- _Supplied information_:
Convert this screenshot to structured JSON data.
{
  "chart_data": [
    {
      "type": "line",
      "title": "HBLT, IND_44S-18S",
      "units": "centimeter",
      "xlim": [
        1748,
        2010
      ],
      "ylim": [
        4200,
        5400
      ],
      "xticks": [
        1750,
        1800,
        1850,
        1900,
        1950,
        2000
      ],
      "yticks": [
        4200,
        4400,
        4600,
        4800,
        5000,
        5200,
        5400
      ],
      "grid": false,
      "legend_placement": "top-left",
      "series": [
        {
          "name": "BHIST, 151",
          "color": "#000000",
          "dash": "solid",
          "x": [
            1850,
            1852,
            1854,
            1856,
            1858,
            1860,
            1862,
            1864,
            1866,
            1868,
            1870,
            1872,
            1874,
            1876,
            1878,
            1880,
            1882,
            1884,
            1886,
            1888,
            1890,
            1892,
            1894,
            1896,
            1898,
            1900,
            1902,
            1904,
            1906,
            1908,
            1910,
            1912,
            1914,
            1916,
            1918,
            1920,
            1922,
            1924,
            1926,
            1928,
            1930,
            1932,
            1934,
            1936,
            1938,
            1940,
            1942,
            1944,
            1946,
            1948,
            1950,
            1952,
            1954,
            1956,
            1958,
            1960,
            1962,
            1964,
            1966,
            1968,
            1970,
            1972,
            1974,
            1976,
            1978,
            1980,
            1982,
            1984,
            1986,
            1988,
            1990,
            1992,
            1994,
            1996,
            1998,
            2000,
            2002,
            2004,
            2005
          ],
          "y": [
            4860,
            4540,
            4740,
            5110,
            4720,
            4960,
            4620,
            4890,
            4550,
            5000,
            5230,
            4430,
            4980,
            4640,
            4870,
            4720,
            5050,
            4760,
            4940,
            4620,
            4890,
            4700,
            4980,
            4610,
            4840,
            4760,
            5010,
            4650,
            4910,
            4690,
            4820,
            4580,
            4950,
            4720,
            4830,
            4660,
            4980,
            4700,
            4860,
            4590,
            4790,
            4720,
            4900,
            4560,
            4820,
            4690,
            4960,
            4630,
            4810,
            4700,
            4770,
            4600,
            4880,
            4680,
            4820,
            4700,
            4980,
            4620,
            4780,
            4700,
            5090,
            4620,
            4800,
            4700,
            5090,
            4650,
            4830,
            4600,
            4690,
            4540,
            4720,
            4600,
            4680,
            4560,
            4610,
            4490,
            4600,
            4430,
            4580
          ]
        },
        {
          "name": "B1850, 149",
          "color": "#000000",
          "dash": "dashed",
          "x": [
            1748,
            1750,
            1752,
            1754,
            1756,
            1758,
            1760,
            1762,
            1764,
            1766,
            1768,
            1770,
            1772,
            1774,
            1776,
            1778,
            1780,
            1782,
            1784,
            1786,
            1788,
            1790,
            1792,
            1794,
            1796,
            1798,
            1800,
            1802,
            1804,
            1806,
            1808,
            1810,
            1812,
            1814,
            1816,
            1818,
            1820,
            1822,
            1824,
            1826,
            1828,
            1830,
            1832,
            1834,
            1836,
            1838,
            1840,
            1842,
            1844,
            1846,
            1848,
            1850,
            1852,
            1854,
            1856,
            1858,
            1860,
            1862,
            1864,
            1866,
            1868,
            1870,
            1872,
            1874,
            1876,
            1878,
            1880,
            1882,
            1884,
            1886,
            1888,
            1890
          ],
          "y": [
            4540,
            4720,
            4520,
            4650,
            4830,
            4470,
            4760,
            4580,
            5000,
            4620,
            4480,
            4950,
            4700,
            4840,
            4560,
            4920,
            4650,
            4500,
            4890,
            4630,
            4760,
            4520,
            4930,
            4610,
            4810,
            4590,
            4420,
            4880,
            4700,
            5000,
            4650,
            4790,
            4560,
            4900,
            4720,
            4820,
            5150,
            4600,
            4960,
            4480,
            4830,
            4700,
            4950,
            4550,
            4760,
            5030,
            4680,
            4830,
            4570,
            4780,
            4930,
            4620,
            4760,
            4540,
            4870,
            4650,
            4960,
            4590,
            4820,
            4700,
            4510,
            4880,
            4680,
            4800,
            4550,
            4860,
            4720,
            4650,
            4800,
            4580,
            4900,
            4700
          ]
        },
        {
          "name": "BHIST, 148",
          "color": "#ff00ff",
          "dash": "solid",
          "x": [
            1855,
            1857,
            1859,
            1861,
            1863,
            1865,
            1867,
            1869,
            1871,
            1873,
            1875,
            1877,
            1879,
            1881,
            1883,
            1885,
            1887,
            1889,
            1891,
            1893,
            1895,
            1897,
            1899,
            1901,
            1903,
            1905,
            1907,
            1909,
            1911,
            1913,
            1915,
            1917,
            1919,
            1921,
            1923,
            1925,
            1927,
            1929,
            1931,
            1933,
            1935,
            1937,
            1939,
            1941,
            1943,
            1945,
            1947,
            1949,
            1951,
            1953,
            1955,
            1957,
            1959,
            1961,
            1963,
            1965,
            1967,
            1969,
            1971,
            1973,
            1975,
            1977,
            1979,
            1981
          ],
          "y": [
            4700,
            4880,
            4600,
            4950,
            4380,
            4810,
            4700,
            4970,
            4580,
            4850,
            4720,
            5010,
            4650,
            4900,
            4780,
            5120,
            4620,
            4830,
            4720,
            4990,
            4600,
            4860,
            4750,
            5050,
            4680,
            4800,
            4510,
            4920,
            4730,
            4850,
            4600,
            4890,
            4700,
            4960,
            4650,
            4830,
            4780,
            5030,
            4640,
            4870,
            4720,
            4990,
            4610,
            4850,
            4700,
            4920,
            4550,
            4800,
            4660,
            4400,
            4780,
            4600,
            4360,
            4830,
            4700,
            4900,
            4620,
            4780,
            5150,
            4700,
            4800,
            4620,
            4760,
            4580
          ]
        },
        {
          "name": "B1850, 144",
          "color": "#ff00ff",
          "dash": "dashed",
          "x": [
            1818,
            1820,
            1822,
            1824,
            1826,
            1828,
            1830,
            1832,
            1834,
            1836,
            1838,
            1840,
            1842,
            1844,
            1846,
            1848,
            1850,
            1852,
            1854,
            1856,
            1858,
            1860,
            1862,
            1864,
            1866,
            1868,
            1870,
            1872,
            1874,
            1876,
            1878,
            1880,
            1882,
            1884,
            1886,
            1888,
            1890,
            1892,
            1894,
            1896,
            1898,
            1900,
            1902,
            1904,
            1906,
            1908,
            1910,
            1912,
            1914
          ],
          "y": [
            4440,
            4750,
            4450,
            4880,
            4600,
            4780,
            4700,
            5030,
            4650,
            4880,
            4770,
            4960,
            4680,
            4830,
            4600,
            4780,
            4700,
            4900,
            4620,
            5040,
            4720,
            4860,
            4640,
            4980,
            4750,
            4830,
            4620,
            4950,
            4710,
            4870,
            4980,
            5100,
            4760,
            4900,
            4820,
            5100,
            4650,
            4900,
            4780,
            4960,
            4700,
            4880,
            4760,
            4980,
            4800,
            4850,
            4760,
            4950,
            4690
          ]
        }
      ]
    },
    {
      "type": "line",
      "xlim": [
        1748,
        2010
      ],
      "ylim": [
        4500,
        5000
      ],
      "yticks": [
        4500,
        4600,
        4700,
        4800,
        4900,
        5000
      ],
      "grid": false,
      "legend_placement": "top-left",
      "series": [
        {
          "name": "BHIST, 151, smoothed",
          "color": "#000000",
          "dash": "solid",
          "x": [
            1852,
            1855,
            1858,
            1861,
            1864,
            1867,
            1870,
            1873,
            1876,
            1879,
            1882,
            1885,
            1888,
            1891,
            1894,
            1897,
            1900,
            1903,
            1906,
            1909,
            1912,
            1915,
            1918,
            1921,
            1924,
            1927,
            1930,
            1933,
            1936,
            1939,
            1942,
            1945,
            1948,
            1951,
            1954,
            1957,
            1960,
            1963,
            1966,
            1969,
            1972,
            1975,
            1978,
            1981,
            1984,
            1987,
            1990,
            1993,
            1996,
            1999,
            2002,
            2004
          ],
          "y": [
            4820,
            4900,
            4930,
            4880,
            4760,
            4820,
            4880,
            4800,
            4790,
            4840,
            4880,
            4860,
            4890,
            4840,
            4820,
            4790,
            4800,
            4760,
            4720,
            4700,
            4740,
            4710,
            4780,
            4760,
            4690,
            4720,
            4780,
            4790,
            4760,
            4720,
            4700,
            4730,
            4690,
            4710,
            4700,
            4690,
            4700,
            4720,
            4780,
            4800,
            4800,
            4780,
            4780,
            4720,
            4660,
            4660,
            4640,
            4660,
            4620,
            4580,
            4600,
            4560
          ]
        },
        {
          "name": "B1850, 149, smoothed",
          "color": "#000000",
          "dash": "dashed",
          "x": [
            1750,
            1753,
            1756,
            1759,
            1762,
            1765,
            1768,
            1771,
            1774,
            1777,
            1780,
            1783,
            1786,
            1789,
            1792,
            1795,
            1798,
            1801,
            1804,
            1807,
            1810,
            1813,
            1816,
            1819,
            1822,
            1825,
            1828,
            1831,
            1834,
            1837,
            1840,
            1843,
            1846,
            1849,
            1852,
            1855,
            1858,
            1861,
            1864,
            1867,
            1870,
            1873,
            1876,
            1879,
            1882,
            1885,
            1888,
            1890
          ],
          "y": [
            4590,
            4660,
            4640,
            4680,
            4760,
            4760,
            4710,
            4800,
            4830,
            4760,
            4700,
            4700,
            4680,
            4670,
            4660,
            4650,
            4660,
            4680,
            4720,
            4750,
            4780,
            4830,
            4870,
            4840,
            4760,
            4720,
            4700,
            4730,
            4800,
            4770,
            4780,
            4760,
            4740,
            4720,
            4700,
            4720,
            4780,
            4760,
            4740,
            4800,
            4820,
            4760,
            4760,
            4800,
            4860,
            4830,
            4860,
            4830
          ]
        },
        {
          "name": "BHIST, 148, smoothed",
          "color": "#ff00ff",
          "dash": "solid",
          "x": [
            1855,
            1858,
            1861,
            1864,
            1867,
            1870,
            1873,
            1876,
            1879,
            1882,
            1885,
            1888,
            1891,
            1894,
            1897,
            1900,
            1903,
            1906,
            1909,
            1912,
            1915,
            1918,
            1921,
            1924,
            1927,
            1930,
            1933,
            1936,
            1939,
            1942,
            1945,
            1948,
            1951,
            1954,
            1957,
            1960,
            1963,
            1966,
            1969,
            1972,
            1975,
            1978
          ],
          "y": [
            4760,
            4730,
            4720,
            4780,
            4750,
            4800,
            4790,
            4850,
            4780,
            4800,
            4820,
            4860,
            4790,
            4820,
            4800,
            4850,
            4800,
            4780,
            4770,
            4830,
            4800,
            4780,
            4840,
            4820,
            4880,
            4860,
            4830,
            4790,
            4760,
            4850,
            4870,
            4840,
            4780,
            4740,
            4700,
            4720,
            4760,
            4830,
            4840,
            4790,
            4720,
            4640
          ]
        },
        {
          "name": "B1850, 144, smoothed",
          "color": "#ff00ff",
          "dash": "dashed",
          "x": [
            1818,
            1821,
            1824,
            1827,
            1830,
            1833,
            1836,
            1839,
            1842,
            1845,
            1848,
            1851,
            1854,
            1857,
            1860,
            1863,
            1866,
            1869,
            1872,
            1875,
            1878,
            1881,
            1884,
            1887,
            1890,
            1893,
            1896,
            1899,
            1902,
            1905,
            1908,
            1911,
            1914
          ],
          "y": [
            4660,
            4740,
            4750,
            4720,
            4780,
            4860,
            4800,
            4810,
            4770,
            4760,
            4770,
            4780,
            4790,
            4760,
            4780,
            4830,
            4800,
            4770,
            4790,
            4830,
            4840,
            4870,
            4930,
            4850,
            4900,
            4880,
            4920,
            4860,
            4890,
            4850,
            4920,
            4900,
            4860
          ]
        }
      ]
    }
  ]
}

- _Exercise prompt_: In the records above, find each line with the word "smoothed" and copy it.

- _Solution_:
          "name": "BHIST, 151, smoothed",
          "name": "B1850, 149, smoothed",
          "name": "BHIST, 148, smoothed",
          "name": "B1850, 144, smoothed",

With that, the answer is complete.